**What you will do:**
Look through the data below and return each line where "Type" appears.

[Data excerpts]
▼
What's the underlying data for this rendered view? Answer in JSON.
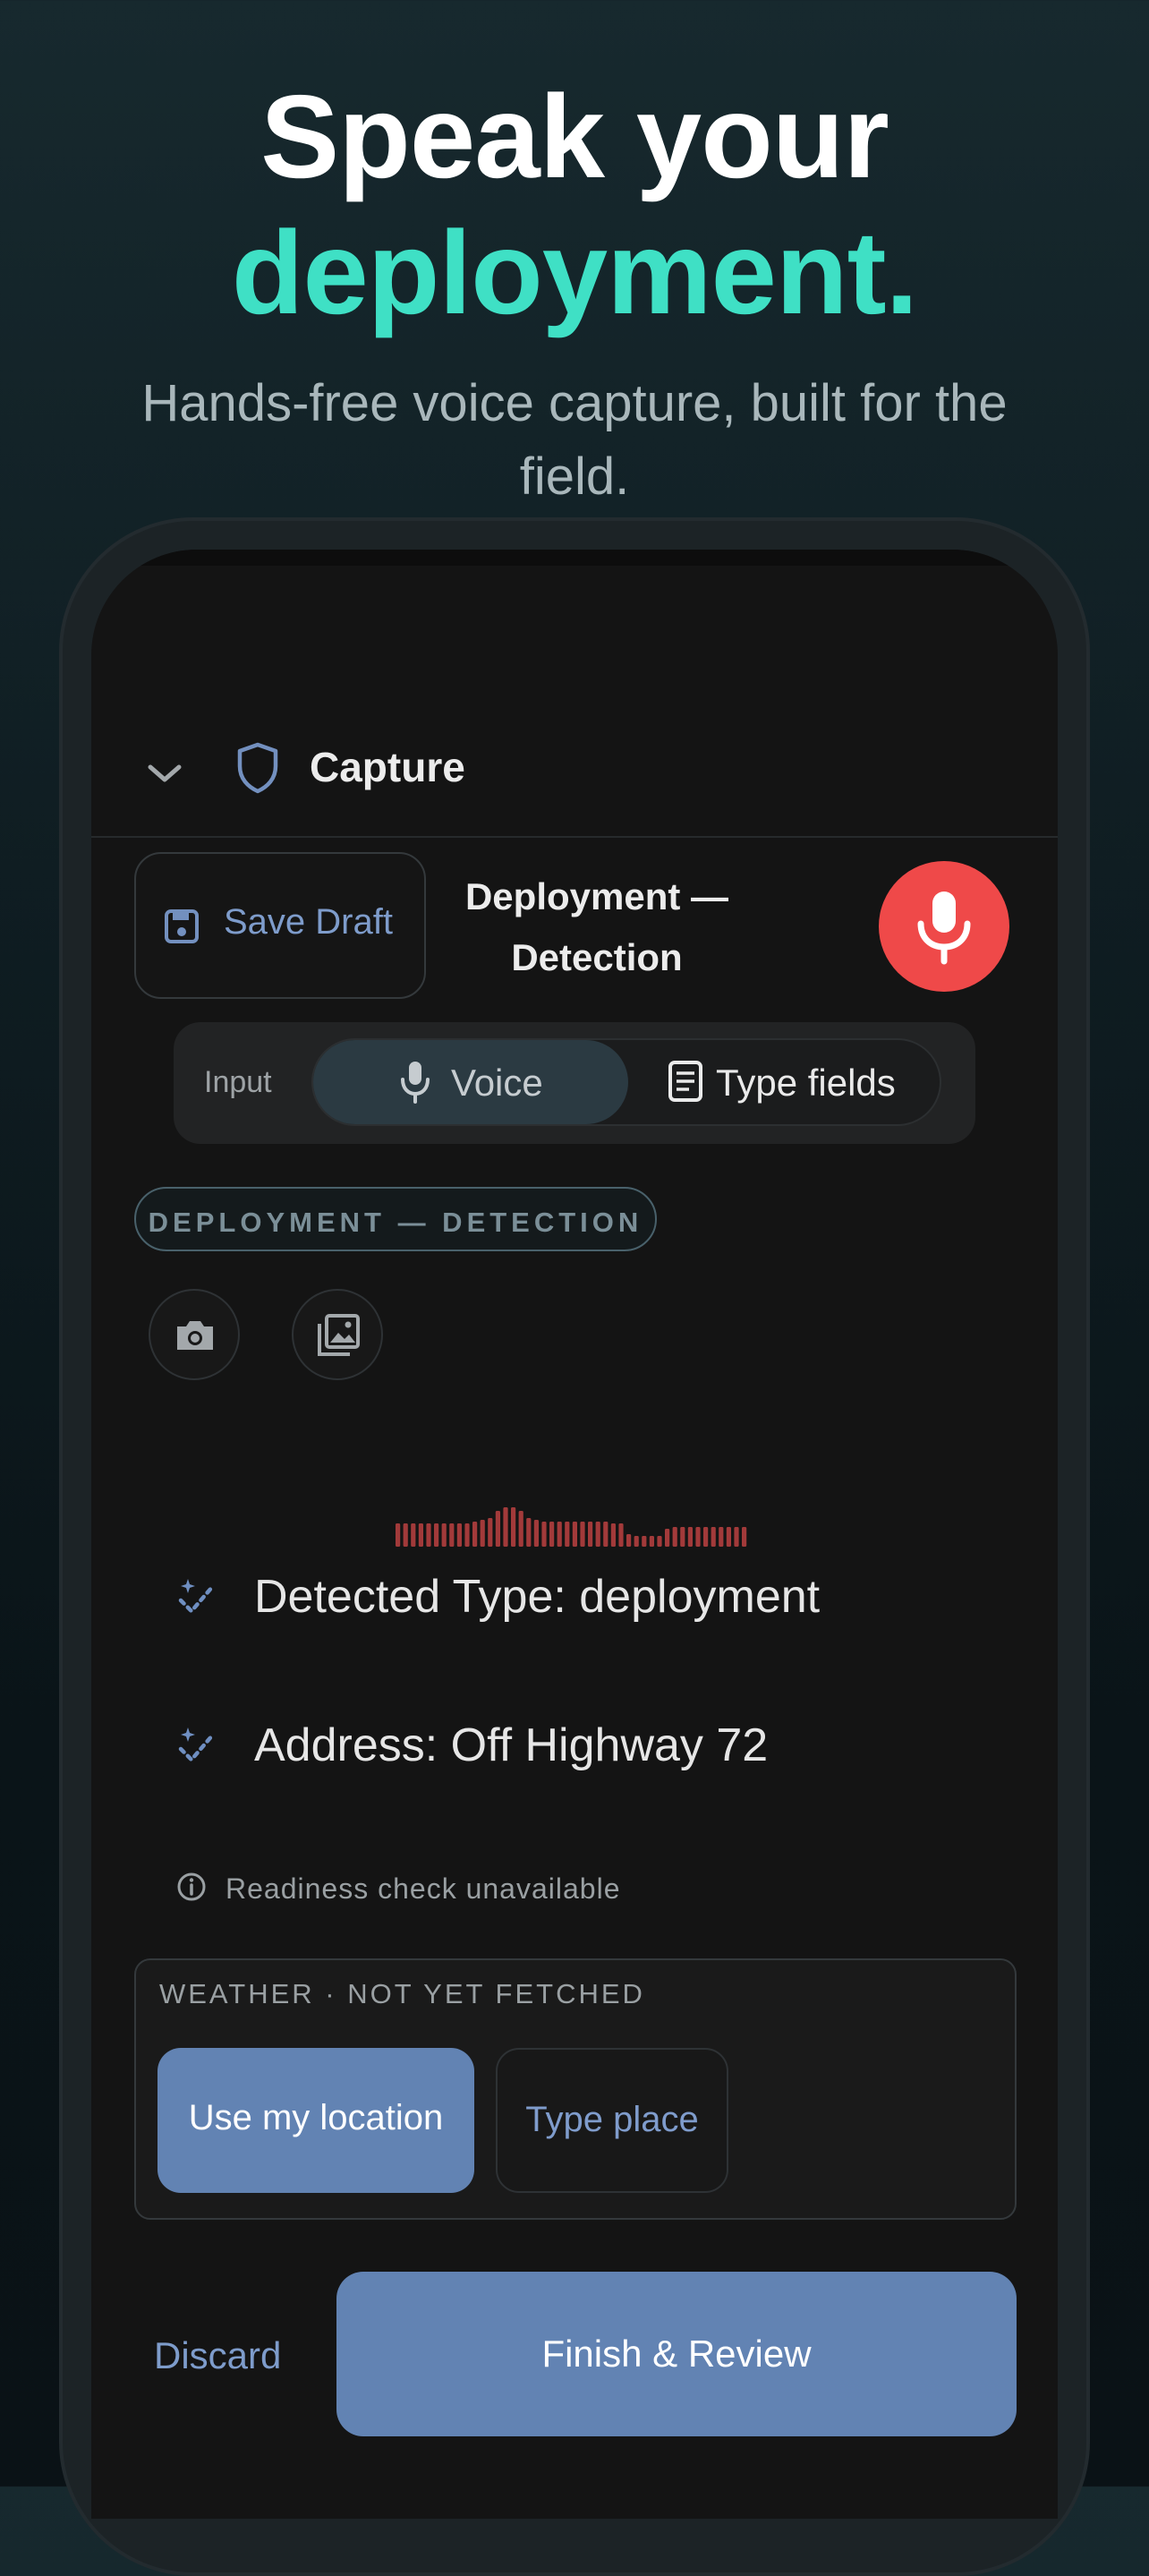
{
  "hero": {
    "line1": "Speak your",
    "line2": "deployment.",
    "subtitle": "Hands-free voice capture, built for the field."
  },
  "header": {
    "collapse_icon": "chevron-down-icon",
    "shield_icon": "shield-icon",
    "title": "Capture"
  },
  "toolbar": {
    "save_draft_label": "Save Draft",
    "save_icon": "floppy-disk-icon",
    "form_title": "Deployment — Detection",
    "mic_icon": "microphone-icon"
  },
  "input_mode": {
    "label": "Input",
    "options": [
      {
        "label": "Voice",
        "icon": "microphone-icon",
        "selected": true
      },
      {
        "label": "Type fields",
        "icon": "document-icon",
        "selected": false
      }
    ]
  },
  "form_chip": "DEPLOYMENT — DETECTION",
  "media": {
    "camera_icon": "camera-icon",
    "gallery_icon": "photo-gallery-icon"
  },
  "fields": [
    {
      "icon": "sparkle-check-icon",
      "text": "Detected Type: deployment"
    },
    {
      "icon": "sparkle-check-icon",
      "text": "Address: Off Highway 72"
    }
  ],
  "readiness": {
    "icon": "info-icon",
    "text": "Readiness check unavailable"
  },
  "weather": {
    "status": "WEATHER · NOT YET FETCHED",
    "use_location_label": "Use my location",
    "type_place_label": "Type place"
  },
  "footer": {
    "discard_label": "Discard",
    "finish_label": "Finish & Review"
  },
  "colors": {
    "accent_teal": "#3fe0c5",
    "record_red": "#ef4949",
    "primary_blue": "#6283b3",
    "link_blue": "#7e9ccb",
    "waveform": "#a23a3a"
  }
}
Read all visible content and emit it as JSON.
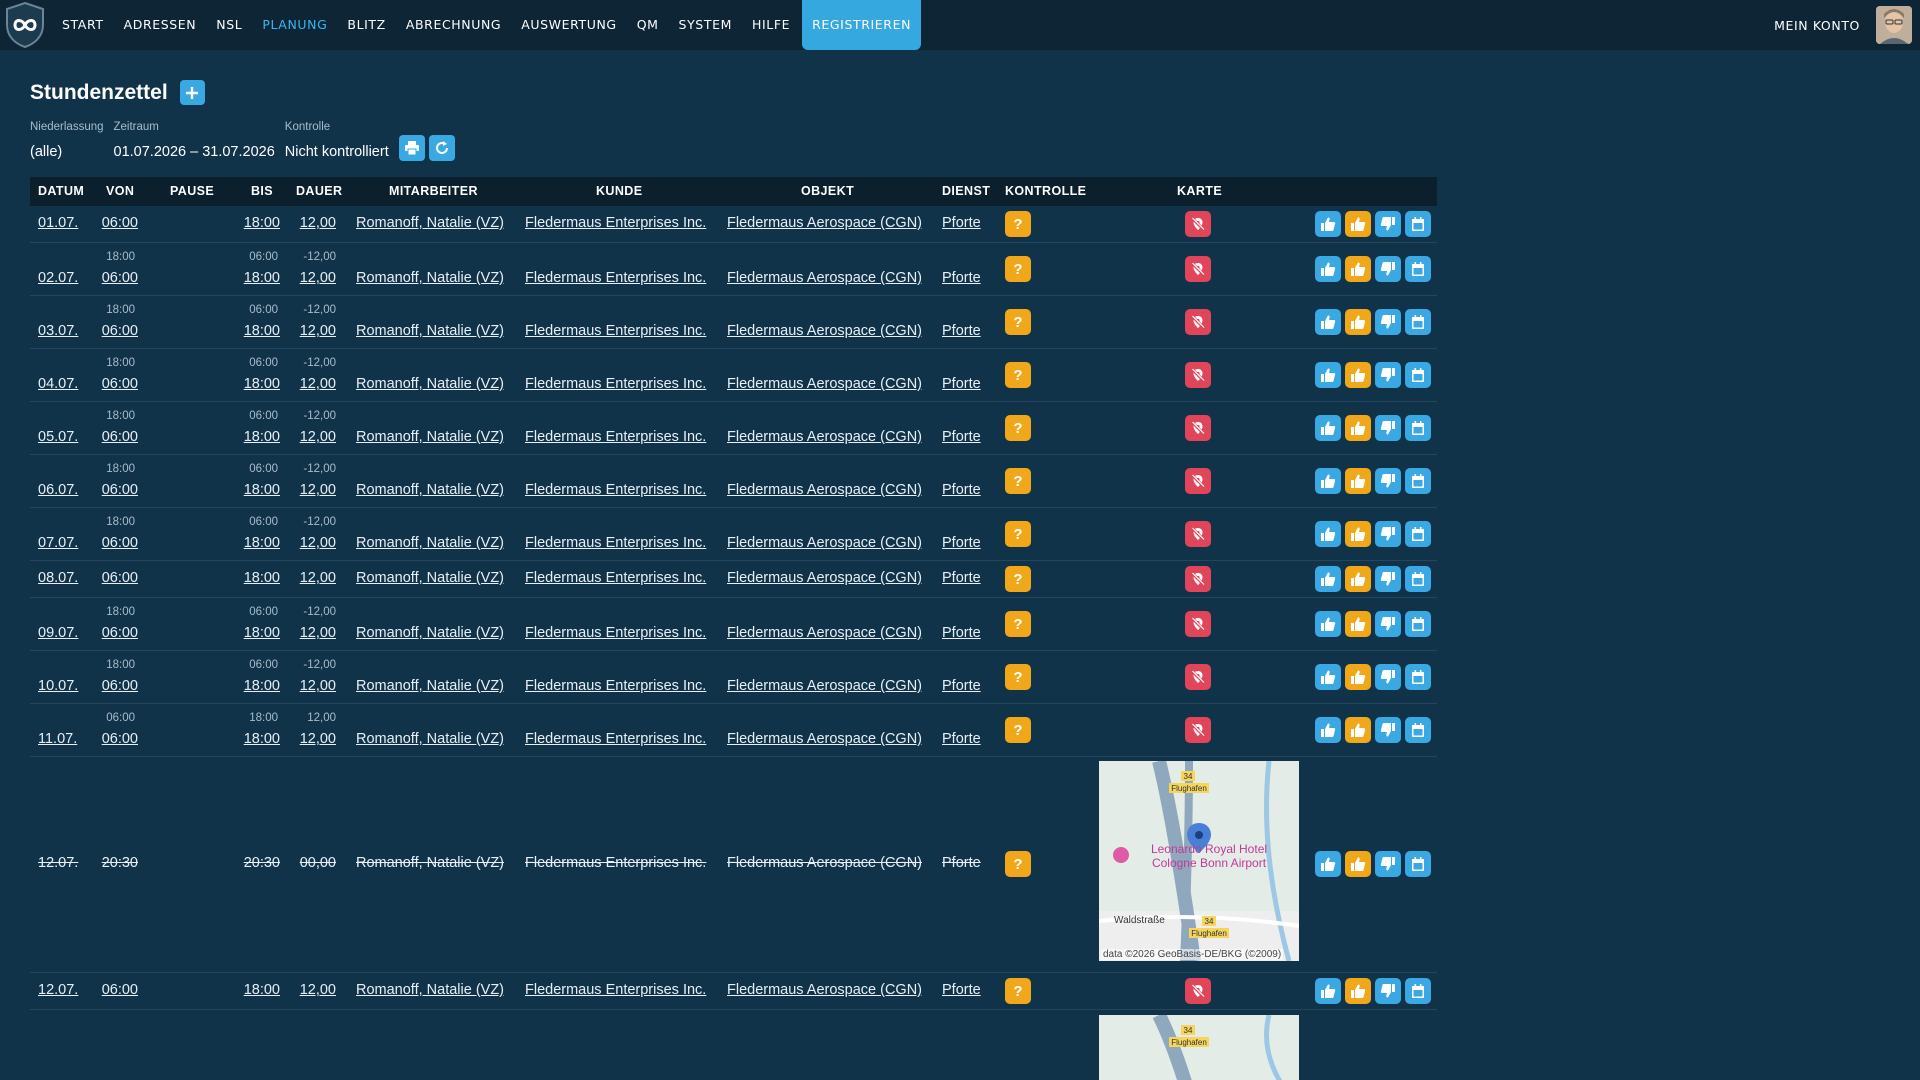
{
  "nav": {
    "items": [
      {
        "label": "START",
        "active": false
      },
      {
        "label": "ADRESSEN",
        "active": false
      },
      {
        "label": "NSL",
        "active": false
      },
      {
        "label": "PLANUNG",
        "active": true
      },
      {
        "label": "BLITZ",
        "active": false
      },
      {
        "label": "ABRECHNUNG",
        "active": false
      },
      {
        "label": "AUSWERTUNG",
        "active": false
      },
      {
        "label": "QM",
        "active": false
      },
      {
        "label": "SYSTEM",
        "active": false
      },
      {
        "label": "HILFE",
        "active": false
      }
    ],
    "register_label": "REGISTRIEREN",
    "account_label": "MEIN KONTO"
  },
  "page": {
    "title": "Stundenzettel",
    "add_icon": "plus-icon"
  },
  "filters": {
    "niederlassung_label": "Niederlassung",
    "niederlassung_value": "(alle)",
    "zeitraum_label": "Zeitraum",
    "zeitraum_value": "01.07.2026 – 31.07.2026",
    "kontrolle_label": "Kontrolle",
    "kontrolle_value": "Nicht kontrolliert"
  },
  "table": {
    "headers": {
      "datum": "DATUM",
      "von": "VON",
      "pause": "PAUSE",
      "bis": "BIS",
      "dauer": "DAUER",
      "mitarbeiter": "MITARBEITER",
      "kunde": "KUNDE",
      "objekt": "OBJEKT",
      "dienst": "DIENST",
      "kontrolle": "KONTROLLE",
      "karte": "KARTE"
    },
    "map_labels": {
      "hotel_line1": "Leonardo Royal Hotel",
      "hotel_line2": "Cologne Bonn Airport",
      "street": "Waldstraße",
      "road_label": "Flughafen",
      "road_number": "34",
      "credit": "data ©2026 GeoBasis-DE/BKG (©2009)"
    },
    "rows": [
      {
        "kind": "simple",
        "datum": "01.07.",
        "von": "06:00",
        "bis": "18:00",
        "dauer": "12,00",
        "mitarbeiter": "Romanoff, Natalie (VZ)",
        "kunde": "Fledermaus Enterprises Inc.",
        "objekt": "Fledermaus Aerospace (CGN)",
        "dienst": "Pforte"
      },
      {
        "kind": "double",
        "datum": "02.07.",
        "von_small": "18:00",
        "von": "06:00",
        "bis_small": "06:00",
        "bis": "18:00",
        "dauer_small": "-12,00",
        "dauer": "12,00",
        "mitarbeiter": "Romanoff, Natalie (VZ)",
        "kunde": "Fledermaus Enterprises Inc.",
        "objekt": "Fledermaus Aerospace (CGN)",
        "dienst": "Pforte"
      },
      {
        "kind": "double",
        "datum": "03.07.",
        "von_small": "18:00",
        "von": "06:00",
        "bis_small": "06:00",
        "bis": "18:00",
        "dauer_small": "-12,00",
        "dauer": "12,00",
        "mitarbeiter": "Romanoff, Natalie (VZ)",
        "kunde": "Fledermaus Enterprises Inc.",
        "objekt": "Fledermaus Aerospace (CGN)",
        "dienst": "Pforte"
      },
      {
        "kind": "double",
        "datum": "04.07.",
        "von_small": "18:00",
        "von": "06:00",
        "bis_small": "06:00",
        "bis": "18:00",
        "dauer_small": "-12,00",
        "dauer": "12,00",
        "mitarbeiter": "Romanoff, Natalie (VZ)",
        "kunde": "Fledermaus Enterprises Inc.",
        "objekt": "Fledermaus Aerospace (CGN)",
        "dienst": "Pforte"
      },
      {
        "kind": "double",
        "datum": "05.07.",
        "von_small": "18:00",
        "von": "06:00",
        "bis_small": "06:00",
        "bis": "18:00",
        "dauer_small": "-12,00",
        "dauer": "12,00",
        "mitarbeiter": "Romanoff, Natalie (VZ)",
        "kunde": "Fledermaus Enterprises Inc.",
        "objekt": "Fledermaus Aerospace (CGN)",
        "dienst": "Pforte"
      },
      {
        "kind": "double",
        "datum": "06.07.",
        "von_small": "18:00",
        "von": "06:00",
        "bis_small": "06:00",
        "bis": "18:00",
        "dauer_small": "-12,00",
        "dauer": "12,00",
        "mitarbeiter": "Romanoff, Natalie (VZ)",
        "kunde": "Fledermaus Enterprises Inc.",
        "objekt": "Fledermaus Aerospace (CGN)",
        "dienst": "Pforte"
      },
      {
        "kind": "double",
        "datum": "07.07.",
        "von_small": "18:00",
        "von": "06:00",
        "bis_small": "06:00",
        "bis": "18:00",
        "dauer_small": "-12,00",
        "dauer": "12,00",
        "mitarbeiter": "Romanoff, Natalie (VZ)",
        "kunde": "Fledermaus Enterprises Inc.",
        "objekt": "Fledermaus Aerospace (CGN)",
        "dienst": "Pforte"
      },
      {
        "kind": "simple",
        "datum": "08.07.",
        "von": "06:00",
        "bis": "18:00",
        "dauer": "12,00",
        "mitarbeiter": "Romanoff, Natalie (VZ)",
        "kunde": "Fledermaus Enterprises Inc.",
        "objekt": "Fledermaus Aerospace (CGN)",
        "dienst": "Pforte"
      },
      {
        "kind": "double",
        "datum": "09.07.",
        "von_small": "18:00",
        "von": "06:00",
        "bis_small": "06:00",
        "bis": "18:00",
        "dauer_small": "-12,00",
        "dauer": "12,00",
        "mitarbeiter": "Romanoff, Natalie (VZ)",
        "kunde": "Fledermaus Enterprises Inc.",
        "objekt": "Fledermaus Aerospace (CGN)",
        "dienst": "Pforte"
      },
      {
        "kind": "double",
        "datum": "10.07.",
        "von_small": "18:00",
        "von": "06:00",
        "bis_small": "06:00",
        "bis": "18:00",
        "dauer_small": "-12,00",
        "dauer": "12,00",
        "mitarbeiter": "Romanoff, Natalie (VZ)",
        "kunde": "Fledermaus Enterprises Inc.",
        "objekt": "Fledermaus Aerospace (CGN)",
        "dienst": "Pforte"
      },
      {
        "kind": "double",
        "datum": "11.07.",
        "von_small": "06:00",
        "von": "06:00",
        "bis_small": "18:00",
        "bis": "18:00",
        "dauer_small": "12,00",
        "dauer": "12,00",
        "mitarbeiter": "Romanoff, Natalie (VZ)",
        "kunde": "Fledermaus Enterprises Inc.",
        "objekt": "Fledermaus Aerospace (CGN)",
        "dienst": "Pforte"
      },
      {
        "kind": "map",
        "datum": "12.07.",
        "von": "20:30",
        "bis": "20:30",
        "dauer": "00,00",
        "mitarbeiter": "Romanoff, Natalie (VZ)",
        "kunde": "Fledermaus Enterprises Inc.",
        "objekt": "Fledermaus Aerospace (CGN)",
        "dienst": "Pforte"
      },
      {
        "kind": "simple",
        "datum": "12.07.",
        "von": "06:00",
        "bis": "18:00",
        "dauer": "12,00",
        "mitarbeiter": "Romanoff, Natalie (VZ)",
        "kunde": "Fledermaus Enterprises Inc.",
        "objekt": "Fledermaus Aerospace (CGN)",
        "dienst": "Pforte"
      }
    ]
  },
  "icons": {
    "logo": "infinity-shield-icon",
    "print": "print-icon",
    "refresh": "refresh-icon",
    "question": "question-icon",
    "no_location": "location-off-icon",
    "thumb_up": "thumb-up-icon",
    "thumb_down": "thumb-down-icon",
    "calendar": "calendar-icon"
  },
  "colors": {
    "background": "#11334a",
    "nav_background": "#0d2535",
    "accent": "#3aa9e3",
    "warning": "#f0a81a",
    "danger": "#e0455a",
    "active_nav": "#39b6f2"
  }
}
▲
**Correct response:**
        "label": "Type fields",
      "text": "Detected Type: deployment"
    "type_place_label": "Type place"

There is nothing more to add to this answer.